**** TEXT SHOWN ****

Brand Communication Data Insights

It’s hard to evolve and improve your brand strategy without good data. Some data connects to your customers – understanding their needs, motivations, and preferences. And other data comes from assessing the competitive landscape – identifying gaps in the market and positioning your brand to take advantage of them.

At Map & Fire we work with brands to improve their direction, positioning, and communication by collecting data specific to their customers and market. 

In addition to that, we collect large scale data across thousands of brands to help identify macro-level trends and insights.

The goal is to move beyond general ideas of best practices and focus on specific opportunities that brands can exploit to better connect with customers and grow their business. 

In this piece we’re targeting five brand communication insights that impact every business. These are all ideas that your brand can implement quickly to start building stronger customer connections.

 

1. Imagery Featuring People

Insight: 

Use images of people experiencing the benefits of your brand to highlight the value provided and attract more engagement with visitors.

Why It’s Important:

As consumers, we use products and services to improve different aspects of our lives. When we spend our time and money on those things, it’s not about the product or service itself, it’s about the outcome it provides in our life. 

One of the most powerful ways to help your audience understand the potential outcomes they could experience is to show people enjoying those benefits. 

Research has shown that advertisements featuring faces attract more attention than those without. Your website is often one of the first touchpoints with your brand, so it’s important that it effectively communicates the value customers can expect.

**** GIVEN ENTRIES ****

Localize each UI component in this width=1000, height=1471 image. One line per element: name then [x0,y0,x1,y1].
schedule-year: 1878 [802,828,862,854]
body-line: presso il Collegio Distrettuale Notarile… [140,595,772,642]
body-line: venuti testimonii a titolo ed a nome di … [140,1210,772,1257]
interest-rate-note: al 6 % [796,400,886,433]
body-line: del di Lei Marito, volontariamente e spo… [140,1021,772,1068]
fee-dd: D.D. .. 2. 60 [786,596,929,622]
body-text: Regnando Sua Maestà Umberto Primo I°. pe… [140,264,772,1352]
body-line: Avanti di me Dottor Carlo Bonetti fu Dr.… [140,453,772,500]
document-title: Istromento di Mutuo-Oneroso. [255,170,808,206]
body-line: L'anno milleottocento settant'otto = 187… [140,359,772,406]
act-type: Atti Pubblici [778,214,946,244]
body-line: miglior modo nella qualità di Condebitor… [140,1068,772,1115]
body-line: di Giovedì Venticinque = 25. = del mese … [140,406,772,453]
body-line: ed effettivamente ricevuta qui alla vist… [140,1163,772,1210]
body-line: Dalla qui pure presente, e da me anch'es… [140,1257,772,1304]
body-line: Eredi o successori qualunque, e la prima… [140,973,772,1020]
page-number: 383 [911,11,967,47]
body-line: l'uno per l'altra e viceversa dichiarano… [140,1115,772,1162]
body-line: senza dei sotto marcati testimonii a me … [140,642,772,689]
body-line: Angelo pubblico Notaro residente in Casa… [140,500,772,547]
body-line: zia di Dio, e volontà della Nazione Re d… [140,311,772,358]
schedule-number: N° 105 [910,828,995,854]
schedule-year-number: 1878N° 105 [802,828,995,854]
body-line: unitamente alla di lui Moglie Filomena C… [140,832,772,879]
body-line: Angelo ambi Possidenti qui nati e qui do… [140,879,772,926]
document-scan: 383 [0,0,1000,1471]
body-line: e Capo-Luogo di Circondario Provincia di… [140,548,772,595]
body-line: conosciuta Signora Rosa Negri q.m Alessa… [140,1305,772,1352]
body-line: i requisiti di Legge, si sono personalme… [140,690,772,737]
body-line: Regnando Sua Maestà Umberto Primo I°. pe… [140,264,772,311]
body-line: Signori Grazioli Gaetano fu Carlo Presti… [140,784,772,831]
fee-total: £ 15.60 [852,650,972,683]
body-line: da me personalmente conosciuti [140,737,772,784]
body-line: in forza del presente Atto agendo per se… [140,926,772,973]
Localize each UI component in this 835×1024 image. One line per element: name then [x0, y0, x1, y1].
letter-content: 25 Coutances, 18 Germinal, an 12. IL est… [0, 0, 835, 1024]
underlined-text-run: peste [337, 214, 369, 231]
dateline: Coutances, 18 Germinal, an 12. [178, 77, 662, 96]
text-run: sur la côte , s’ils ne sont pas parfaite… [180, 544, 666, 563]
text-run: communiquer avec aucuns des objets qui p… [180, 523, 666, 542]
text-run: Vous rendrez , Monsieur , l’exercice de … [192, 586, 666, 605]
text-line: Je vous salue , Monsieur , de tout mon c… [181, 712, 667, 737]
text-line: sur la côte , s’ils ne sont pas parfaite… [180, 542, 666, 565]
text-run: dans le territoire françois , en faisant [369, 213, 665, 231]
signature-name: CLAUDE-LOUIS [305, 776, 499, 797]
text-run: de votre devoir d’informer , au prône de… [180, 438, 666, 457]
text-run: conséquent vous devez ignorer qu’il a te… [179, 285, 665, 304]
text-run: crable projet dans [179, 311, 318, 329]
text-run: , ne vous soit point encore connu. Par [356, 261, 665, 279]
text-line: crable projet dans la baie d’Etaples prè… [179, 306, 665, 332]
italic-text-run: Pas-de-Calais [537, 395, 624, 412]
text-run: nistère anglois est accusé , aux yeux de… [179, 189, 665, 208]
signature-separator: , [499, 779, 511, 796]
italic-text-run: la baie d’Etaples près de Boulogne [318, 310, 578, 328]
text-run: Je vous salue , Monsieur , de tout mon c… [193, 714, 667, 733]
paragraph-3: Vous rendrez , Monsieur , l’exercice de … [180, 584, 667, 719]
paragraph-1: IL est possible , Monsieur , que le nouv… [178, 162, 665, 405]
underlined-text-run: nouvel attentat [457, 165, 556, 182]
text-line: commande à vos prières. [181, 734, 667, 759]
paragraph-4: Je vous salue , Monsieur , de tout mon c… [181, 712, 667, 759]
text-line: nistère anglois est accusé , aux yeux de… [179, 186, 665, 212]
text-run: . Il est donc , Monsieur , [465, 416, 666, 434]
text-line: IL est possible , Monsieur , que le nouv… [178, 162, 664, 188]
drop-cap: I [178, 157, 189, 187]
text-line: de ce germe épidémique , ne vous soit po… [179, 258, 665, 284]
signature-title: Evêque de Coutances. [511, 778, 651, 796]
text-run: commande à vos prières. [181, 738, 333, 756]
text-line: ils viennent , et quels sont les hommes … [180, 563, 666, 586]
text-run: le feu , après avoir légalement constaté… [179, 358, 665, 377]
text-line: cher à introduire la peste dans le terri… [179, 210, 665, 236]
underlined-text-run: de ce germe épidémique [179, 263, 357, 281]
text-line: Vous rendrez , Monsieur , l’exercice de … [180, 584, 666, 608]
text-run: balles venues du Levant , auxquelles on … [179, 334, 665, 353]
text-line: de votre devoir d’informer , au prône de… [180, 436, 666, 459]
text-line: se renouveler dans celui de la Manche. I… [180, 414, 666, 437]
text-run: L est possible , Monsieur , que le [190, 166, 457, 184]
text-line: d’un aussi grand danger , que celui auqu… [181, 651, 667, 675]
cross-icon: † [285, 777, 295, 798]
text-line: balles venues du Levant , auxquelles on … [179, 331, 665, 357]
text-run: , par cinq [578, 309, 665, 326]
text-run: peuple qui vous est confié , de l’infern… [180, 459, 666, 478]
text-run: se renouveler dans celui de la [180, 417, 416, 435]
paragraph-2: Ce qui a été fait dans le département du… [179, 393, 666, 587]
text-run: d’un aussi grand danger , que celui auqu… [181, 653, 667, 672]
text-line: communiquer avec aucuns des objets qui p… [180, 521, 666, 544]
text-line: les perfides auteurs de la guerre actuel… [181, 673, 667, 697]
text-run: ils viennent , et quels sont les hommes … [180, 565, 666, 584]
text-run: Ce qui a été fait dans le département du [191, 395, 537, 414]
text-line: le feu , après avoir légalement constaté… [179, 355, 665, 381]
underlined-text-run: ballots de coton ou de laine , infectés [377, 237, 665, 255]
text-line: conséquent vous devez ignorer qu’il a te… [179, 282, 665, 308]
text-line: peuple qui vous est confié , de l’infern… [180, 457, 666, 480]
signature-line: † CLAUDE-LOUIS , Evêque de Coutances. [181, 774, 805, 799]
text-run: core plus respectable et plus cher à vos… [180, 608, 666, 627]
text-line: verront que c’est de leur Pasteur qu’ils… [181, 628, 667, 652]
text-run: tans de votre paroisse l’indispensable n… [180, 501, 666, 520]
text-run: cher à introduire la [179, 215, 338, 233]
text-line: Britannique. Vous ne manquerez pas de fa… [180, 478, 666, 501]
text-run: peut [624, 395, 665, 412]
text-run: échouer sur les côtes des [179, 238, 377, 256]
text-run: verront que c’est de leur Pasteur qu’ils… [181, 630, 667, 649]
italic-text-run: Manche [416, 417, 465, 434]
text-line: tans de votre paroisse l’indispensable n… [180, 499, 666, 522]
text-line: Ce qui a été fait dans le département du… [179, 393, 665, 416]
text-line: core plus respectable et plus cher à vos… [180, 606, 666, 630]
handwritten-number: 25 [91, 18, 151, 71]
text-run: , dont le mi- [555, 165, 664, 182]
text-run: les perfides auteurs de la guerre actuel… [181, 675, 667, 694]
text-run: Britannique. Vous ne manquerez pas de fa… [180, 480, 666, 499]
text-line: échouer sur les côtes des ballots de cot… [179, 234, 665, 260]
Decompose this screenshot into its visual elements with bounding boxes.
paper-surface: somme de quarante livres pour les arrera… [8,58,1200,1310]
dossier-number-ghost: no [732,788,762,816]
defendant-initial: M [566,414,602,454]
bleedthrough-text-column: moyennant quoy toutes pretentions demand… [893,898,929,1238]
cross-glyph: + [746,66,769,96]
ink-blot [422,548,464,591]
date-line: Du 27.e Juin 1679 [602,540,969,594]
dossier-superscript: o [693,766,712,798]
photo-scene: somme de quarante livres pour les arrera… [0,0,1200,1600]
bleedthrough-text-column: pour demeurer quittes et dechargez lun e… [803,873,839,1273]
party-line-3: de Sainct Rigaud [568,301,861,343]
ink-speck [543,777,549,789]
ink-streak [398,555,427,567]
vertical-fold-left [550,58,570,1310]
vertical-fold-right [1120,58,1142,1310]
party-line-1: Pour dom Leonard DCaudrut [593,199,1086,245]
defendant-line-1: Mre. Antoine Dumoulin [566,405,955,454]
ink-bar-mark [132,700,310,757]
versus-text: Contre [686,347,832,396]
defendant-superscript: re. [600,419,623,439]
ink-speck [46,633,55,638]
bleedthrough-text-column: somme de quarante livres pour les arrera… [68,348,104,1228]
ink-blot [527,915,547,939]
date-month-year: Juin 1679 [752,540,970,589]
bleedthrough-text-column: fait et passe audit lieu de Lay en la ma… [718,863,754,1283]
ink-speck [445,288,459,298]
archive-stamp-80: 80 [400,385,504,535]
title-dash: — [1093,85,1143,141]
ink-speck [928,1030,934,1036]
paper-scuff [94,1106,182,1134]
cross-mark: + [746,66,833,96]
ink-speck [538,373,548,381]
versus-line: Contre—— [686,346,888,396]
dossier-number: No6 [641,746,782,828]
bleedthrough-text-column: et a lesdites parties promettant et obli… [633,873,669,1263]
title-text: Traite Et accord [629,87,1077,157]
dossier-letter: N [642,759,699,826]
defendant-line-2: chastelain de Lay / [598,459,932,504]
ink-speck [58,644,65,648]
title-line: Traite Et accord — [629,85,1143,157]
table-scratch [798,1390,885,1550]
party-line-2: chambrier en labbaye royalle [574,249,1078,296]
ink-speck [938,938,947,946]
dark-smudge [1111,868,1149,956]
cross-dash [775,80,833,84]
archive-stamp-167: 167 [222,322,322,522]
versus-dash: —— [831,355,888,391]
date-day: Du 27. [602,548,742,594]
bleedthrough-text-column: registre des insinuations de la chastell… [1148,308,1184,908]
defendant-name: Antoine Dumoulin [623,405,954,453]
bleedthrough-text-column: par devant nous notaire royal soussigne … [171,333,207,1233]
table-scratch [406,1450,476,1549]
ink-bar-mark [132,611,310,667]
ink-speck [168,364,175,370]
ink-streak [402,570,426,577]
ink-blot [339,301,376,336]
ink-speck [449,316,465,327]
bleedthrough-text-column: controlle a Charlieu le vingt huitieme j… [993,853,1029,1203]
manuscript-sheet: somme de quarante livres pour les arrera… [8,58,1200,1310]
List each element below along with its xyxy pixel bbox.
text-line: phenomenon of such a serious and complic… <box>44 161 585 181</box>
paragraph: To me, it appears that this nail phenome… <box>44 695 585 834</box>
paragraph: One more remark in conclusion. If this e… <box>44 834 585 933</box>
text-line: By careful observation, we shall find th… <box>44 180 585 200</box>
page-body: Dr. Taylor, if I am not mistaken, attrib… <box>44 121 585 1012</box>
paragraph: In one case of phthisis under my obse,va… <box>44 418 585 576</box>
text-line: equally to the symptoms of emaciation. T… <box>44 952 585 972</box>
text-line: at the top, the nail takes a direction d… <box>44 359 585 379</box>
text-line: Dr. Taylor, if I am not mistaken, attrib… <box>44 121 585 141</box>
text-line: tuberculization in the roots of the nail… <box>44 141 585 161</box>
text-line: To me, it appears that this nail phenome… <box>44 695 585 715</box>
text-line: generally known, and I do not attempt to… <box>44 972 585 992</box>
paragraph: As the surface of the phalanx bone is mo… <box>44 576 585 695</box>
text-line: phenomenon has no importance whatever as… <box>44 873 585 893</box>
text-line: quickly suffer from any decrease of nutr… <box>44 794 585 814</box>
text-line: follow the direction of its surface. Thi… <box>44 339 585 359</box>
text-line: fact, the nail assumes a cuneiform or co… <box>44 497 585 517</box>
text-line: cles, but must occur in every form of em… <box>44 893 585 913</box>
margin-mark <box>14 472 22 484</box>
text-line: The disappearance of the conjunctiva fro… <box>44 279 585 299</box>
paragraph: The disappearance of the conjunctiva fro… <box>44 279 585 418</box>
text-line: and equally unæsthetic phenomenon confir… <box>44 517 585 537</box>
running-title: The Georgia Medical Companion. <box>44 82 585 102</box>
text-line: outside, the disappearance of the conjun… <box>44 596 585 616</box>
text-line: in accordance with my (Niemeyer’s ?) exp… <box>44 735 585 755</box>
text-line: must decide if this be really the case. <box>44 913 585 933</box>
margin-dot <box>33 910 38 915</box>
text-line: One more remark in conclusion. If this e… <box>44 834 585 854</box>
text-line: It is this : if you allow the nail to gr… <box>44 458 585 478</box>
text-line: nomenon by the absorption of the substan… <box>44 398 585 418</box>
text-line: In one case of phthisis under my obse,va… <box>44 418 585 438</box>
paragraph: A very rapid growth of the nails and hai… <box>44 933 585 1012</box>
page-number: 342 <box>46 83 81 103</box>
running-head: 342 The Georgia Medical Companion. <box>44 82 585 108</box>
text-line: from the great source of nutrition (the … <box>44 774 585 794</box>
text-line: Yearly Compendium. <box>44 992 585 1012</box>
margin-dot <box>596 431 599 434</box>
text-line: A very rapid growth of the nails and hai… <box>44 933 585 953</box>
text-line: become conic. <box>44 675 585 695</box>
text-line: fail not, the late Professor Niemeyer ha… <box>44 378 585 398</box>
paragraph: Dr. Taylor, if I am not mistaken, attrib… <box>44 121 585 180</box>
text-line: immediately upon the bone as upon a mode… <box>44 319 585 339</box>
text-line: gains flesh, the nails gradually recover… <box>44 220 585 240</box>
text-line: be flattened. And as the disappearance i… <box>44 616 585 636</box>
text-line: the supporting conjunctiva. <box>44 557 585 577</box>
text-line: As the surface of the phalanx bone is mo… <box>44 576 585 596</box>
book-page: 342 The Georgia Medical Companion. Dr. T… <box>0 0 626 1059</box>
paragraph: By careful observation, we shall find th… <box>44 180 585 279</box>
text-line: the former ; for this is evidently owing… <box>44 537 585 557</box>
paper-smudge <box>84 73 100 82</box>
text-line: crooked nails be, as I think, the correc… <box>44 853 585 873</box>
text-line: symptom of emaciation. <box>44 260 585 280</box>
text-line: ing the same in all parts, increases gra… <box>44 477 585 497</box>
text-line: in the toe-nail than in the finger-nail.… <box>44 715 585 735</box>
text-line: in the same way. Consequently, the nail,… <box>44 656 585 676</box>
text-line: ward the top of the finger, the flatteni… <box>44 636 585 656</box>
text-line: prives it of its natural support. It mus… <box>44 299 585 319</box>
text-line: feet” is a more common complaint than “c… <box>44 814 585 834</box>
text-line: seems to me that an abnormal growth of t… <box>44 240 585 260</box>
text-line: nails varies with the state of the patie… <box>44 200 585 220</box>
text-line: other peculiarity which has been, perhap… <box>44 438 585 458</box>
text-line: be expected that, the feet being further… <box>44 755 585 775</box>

****

→ **INSTRUCTIONS**:
1. According to the brand communication text, what three aspects of a brand does Map & Fire help improve?
2. Pick up the brand communication text from where it stops and carry it on.
The rows have no role in what follows.

→ **ANSWERS FOR THIS EXERCISE**:
1. Direction, positioning, and communication.

2.
Our Brand Data Says:

Of the 3325 brand websites where we could detect a primary image in the header of the site, only 23.1% featured a detectable image of a person

This represents an opportunity for your brand to set itself apart and create an emotional brand touchpoint. 

brand header image featuring people data

Product Example – Non-People: 

A common example of non-people imagery comes from packaged goods companies that instead focus entirely on their product.

 

Product Example – With People: 

Instead, showing a person utilizing the product provides more context and tells a more compelling story of its value.

 

Service Example – Non-People: 

In the B2B services space, companies often rely on abstract graphics or imagery to represent the concept of their offerings.

 

Service Example – With People:

A more engaging approach is to show people who benefit from the services to make it feel more concrete and emotionally connected.

 

2. Compelling, Concise Headline 

Insight: 

Create a headline that’s short enough to pique interest with the reader yet provides enough information to establish context and get them to read more.

Why It’s Important:

It’s common to see messaging issues that fall into one of two categories:

  1. The brand treats their headline more like a tagline, making it too short to say anything meaningful. These messages tend to be 2-3 words long and are often broad and vague.
  2. The brand rambles in their message trying to pack too much information up front which encourages readers to skim past it. These tend to be 2-3+ sentences in length.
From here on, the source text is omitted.